[START]

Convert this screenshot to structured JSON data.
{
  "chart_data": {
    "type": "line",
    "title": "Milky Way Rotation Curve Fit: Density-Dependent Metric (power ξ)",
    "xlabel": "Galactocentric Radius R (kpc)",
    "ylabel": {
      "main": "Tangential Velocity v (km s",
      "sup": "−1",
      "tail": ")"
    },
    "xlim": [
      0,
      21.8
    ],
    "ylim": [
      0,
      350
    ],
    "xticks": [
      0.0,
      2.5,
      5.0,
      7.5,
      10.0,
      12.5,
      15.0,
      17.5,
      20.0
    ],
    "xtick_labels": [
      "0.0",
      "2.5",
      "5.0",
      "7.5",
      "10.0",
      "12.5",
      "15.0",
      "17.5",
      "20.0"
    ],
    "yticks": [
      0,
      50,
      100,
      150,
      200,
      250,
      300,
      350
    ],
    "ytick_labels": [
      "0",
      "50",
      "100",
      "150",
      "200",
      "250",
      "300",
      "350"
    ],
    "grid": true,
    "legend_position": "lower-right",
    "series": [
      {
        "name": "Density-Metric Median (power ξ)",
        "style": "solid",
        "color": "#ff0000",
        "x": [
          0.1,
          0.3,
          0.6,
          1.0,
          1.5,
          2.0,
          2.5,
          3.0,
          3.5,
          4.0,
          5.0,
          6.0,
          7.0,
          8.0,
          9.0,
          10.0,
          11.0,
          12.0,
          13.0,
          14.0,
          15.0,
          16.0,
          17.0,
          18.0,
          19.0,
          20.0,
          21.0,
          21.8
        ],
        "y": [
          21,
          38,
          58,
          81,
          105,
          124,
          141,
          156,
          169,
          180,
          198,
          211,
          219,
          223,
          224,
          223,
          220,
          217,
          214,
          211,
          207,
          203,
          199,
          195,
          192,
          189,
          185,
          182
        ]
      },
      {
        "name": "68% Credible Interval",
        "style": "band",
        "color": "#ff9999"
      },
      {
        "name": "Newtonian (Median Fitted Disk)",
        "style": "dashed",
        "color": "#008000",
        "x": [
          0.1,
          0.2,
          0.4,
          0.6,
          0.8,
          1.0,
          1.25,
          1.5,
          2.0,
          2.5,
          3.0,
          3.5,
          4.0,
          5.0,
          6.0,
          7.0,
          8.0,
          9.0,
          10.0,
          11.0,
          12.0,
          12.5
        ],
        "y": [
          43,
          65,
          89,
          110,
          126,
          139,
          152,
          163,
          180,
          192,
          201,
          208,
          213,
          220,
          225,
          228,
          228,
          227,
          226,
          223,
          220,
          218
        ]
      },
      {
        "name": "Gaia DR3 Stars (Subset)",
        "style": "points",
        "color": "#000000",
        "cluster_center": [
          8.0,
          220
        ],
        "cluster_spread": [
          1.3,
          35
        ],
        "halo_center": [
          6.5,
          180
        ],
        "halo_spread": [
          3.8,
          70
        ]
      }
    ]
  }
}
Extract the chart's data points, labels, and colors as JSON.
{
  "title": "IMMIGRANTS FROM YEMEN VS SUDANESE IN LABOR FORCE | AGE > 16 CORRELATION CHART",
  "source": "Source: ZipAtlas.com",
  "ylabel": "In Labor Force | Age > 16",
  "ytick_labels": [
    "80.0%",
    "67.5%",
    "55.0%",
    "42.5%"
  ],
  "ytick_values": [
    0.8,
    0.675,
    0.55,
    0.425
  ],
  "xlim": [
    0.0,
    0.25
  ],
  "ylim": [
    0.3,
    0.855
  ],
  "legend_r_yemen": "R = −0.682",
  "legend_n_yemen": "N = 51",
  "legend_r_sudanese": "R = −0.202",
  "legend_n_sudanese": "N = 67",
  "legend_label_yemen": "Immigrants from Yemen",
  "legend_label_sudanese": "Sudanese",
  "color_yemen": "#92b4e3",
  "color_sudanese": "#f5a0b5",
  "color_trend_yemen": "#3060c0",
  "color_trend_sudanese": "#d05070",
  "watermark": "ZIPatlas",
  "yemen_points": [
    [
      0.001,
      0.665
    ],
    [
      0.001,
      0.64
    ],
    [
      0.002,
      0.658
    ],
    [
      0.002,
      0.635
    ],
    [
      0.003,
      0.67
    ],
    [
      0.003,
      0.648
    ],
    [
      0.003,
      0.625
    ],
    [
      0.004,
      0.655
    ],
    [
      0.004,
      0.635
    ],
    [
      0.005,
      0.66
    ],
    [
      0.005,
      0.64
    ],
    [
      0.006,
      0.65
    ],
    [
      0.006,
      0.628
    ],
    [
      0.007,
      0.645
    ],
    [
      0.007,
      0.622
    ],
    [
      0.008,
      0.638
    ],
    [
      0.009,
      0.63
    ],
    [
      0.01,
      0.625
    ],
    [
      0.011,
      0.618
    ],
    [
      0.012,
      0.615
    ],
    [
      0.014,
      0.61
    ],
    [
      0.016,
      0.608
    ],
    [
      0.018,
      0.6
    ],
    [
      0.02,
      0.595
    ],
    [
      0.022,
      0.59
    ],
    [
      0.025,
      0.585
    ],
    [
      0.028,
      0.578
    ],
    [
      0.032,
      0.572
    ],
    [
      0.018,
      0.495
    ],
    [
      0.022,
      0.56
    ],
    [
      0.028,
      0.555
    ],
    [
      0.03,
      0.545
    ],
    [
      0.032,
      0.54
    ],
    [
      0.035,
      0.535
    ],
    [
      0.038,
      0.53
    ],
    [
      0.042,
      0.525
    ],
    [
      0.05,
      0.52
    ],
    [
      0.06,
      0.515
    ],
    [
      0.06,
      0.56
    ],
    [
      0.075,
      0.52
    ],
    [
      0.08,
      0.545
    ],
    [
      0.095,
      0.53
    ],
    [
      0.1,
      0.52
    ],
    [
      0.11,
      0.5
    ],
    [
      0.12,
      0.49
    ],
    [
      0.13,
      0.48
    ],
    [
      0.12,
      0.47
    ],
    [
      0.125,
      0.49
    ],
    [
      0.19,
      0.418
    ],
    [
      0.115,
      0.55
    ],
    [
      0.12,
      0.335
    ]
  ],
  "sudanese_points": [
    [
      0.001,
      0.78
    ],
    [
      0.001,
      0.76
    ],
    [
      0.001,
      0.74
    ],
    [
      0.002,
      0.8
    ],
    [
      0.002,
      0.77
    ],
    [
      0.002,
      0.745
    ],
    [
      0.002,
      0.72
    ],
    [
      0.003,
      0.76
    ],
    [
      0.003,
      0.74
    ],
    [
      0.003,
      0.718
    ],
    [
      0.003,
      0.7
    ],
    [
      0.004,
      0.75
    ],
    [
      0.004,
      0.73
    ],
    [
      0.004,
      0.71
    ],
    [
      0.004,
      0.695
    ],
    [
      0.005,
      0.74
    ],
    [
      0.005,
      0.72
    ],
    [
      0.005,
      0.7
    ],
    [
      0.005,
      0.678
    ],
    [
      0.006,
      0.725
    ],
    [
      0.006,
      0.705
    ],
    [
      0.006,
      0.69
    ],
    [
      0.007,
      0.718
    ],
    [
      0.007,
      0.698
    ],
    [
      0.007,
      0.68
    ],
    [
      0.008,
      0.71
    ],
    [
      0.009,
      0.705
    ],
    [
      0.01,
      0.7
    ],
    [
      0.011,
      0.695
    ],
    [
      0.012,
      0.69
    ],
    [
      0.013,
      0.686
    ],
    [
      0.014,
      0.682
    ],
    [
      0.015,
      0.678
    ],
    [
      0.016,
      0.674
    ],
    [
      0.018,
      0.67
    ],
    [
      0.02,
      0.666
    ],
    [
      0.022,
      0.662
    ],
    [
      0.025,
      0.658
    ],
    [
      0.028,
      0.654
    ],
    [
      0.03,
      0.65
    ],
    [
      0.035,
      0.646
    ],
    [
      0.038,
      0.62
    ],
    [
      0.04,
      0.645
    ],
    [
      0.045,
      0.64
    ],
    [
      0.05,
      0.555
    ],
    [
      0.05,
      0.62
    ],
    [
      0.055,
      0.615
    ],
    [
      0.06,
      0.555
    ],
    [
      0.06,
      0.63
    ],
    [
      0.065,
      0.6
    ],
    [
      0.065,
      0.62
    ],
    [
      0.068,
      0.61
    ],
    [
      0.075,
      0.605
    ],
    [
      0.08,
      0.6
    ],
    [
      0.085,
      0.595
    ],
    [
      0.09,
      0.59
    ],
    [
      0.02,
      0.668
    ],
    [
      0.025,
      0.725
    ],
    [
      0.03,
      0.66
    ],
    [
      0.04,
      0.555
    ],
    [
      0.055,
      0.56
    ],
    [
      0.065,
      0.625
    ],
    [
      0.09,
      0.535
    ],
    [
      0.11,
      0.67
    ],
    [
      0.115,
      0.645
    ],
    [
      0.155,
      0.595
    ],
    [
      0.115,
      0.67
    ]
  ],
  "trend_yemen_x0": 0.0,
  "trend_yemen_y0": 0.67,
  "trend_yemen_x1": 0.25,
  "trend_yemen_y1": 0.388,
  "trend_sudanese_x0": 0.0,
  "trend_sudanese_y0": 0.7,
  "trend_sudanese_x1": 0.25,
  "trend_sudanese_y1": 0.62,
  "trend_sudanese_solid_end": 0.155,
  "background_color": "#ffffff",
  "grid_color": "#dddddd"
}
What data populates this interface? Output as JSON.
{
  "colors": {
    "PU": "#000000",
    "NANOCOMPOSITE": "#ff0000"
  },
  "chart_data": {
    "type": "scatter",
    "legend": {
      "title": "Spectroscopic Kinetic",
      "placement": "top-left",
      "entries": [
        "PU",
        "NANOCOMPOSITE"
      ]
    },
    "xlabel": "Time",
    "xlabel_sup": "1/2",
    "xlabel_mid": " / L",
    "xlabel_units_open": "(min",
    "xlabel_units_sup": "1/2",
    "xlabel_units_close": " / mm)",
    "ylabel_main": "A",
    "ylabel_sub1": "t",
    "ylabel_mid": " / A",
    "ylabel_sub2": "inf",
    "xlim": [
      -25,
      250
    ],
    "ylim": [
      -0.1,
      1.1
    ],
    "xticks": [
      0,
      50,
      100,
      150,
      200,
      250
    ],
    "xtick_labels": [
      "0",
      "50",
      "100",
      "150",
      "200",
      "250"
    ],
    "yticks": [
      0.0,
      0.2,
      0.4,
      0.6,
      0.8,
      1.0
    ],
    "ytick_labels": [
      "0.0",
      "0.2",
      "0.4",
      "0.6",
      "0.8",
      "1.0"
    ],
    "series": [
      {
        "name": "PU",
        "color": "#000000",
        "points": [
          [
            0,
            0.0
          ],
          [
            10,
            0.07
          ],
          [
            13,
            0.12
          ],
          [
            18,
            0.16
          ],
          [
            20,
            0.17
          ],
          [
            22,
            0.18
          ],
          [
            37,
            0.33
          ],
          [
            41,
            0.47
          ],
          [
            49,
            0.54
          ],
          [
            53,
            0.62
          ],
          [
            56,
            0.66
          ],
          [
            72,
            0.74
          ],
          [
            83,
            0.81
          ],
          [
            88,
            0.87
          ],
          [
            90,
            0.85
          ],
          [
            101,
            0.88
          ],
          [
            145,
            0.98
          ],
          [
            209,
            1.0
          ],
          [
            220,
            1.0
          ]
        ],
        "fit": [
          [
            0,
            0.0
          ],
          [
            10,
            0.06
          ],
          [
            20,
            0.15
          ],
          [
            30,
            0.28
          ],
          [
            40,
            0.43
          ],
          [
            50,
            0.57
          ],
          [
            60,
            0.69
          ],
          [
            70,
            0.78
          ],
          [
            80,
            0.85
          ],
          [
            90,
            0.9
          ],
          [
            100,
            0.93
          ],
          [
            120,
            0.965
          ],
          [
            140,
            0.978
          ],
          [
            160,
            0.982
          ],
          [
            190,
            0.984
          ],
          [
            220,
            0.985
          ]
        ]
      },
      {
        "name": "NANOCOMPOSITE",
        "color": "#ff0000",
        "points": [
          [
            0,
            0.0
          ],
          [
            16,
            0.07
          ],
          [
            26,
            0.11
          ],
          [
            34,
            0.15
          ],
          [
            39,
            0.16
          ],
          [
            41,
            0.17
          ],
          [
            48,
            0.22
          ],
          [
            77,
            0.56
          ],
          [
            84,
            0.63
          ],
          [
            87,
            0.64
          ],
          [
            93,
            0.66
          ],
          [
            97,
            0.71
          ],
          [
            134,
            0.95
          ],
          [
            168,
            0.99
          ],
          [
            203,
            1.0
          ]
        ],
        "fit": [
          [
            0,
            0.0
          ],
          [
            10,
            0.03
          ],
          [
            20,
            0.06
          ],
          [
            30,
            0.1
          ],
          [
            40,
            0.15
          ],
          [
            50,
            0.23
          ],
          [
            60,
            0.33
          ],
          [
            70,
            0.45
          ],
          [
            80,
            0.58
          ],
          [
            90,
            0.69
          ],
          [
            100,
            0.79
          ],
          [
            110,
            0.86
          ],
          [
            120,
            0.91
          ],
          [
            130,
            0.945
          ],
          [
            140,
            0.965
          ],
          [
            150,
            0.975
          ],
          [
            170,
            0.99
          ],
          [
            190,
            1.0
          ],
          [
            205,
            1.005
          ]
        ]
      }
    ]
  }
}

[END]

- DIRECTIONS -
Looking at the material above, count the lines that hold "Median" and give the total alone.

- OUTPUT OF THE EXERCISE -
2